WHAT NEEDS TO BE DONE:
Go through the entries below and count the lines holding the word "value". Reply with only the number, please.

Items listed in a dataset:
------------------------------------------------------------------------
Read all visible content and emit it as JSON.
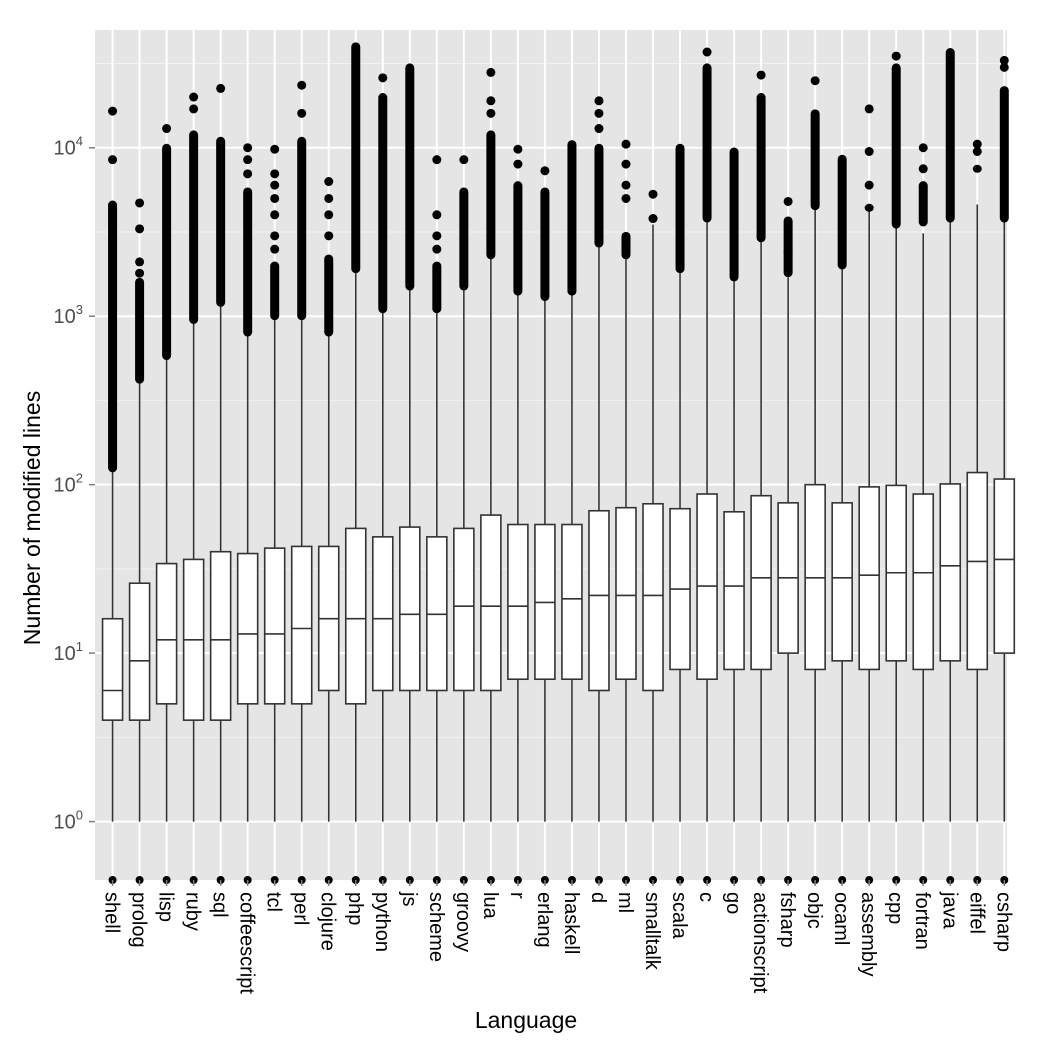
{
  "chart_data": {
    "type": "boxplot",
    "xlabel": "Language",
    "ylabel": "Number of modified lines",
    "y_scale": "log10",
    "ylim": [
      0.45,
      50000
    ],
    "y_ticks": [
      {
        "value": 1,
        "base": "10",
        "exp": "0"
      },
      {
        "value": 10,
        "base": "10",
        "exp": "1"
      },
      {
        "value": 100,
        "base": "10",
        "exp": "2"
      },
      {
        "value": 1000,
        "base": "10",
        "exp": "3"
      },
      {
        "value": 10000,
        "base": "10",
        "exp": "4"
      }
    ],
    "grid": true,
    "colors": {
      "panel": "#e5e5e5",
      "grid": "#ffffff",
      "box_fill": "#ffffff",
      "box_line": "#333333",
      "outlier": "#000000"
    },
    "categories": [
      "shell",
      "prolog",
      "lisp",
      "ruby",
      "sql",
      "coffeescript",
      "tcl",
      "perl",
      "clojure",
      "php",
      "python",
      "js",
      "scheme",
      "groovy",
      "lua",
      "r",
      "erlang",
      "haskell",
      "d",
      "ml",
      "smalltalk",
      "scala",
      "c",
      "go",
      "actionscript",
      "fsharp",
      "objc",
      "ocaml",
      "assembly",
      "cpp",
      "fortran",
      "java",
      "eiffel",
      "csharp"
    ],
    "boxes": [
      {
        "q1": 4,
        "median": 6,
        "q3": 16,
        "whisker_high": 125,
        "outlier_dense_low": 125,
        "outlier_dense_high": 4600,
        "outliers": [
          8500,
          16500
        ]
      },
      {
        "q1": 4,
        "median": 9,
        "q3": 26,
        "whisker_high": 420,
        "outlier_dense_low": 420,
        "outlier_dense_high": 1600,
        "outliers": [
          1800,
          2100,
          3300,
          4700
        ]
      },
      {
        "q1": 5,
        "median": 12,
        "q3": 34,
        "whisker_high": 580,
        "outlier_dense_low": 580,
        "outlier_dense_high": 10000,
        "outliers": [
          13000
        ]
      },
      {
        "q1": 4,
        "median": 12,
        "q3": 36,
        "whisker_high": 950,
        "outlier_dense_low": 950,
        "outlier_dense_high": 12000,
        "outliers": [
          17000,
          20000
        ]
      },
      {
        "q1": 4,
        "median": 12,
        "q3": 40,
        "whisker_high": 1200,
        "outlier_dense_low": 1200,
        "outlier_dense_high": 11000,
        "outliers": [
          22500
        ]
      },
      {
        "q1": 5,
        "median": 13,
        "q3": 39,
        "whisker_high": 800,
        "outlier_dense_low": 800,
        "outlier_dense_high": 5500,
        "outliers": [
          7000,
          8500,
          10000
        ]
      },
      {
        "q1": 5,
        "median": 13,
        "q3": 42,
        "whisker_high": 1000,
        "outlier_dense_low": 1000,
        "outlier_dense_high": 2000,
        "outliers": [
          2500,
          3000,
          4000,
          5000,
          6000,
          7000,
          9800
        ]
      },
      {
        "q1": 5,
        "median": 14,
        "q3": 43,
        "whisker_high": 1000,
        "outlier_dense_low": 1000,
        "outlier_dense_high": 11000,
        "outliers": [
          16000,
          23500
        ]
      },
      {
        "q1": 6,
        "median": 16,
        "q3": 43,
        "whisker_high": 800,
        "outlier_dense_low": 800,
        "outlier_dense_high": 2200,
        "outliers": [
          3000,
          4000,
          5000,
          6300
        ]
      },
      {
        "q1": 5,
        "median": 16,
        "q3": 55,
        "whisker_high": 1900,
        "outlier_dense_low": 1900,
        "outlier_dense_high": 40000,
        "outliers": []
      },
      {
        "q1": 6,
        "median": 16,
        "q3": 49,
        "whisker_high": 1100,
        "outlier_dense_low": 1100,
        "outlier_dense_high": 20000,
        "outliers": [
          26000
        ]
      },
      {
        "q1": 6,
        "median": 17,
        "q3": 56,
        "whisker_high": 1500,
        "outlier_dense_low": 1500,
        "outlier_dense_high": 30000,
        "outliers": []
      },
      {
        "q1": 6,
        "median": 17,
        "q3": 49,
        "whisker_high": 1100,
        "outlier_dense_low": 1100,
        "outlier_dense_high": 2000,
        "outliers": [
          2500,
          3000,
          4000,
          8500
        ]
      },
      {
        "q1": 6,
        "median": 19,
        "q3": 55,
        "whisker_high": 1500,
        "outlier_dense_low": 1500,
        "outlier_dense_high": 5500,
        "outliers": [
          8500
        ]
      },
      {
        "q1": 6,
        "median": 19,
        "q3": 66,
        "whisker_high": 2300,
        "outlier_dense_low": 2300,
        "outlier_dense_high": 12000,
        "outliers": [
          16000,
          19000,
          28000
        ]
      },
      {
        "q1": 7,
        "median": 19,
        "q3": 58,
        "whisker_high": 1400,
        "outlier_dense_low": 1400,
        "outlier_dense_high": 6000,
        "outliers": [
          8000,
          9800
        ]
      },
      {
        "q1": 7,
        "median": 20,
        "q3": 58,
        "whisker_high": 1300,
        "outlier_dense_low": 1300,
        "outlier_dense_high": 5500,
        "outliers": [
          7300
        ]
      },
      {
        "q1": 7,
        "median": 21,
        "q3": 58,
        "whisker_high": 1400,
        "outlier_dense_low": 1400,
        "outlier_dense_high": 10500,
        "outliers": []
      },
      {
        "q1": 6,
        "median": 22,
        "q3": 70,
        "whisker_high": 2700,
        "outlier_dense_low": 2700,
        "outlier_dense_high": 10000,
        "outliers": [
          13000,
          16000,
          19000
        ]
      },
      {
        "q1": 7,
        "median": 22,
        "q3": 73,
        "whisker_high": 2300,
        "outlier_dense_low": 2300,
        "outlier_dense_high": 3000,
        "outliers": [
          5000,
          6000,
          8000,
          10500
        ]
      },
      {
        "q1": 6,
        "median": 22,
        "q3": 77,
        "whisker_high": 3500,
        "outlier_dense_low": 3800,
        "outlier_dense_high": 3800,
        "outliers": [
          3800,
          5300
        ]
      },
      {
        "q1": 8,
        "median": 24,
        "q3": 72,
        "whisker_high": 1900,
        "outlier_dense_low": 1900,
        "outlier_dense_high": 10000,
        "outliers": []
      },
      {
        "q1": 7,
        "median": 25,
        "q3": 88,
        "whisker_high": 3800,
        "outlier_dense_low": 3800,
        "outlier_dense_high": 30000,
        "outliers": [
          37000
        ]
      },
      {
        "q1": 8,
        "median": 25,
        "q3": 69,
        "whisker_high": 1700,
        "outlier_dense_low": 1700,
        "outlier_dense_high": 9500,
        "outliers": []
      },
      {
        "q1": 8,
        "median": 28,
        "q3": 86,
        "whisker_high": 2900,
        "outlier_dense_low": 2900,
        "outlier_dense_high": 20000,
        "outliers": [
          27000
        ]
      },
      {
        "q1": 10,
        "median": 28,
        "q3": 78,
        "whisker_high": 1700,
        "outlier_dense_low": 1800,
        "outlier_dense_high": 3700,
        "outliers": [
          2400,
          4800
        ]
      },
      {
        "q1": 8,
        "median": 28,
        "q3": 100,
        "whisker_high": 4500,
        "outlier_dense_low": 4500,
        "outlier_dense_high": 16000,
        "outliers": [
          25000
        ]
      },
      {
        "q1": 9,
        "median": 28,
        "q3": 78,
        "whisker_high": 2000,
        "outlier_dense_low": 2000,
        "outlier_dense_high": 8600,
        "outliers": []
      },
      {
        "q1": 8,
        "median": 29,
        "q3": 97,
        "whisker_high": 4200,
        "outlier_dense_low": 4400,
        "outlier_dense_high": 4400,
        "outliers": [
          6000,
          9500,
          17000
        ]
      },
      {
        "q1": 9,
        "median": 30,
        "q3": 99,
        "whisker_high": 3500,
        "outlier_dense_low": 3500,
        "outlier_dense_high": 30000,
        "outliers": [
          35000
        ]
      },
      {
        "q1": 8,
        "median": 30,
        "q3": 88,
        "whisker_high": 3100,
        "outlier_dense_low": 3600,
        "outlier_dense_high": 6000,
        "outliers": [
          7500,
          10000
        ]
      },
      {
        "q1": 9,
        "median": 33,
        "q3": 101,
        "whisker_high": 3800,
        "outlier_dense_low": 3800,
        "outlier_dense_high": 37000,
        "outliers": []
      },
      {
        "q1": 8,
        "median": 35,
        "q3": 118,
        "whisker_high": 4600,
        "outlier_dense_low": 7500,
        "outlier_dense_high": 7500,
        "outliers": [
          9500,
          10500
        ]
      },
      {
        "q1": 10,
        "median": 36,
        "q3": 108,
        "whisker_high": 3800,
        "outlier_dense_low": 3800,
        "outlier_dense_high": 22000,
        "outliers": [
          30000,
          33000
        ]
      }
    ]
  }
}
------------------------------------------------------------------------
RESULT:
5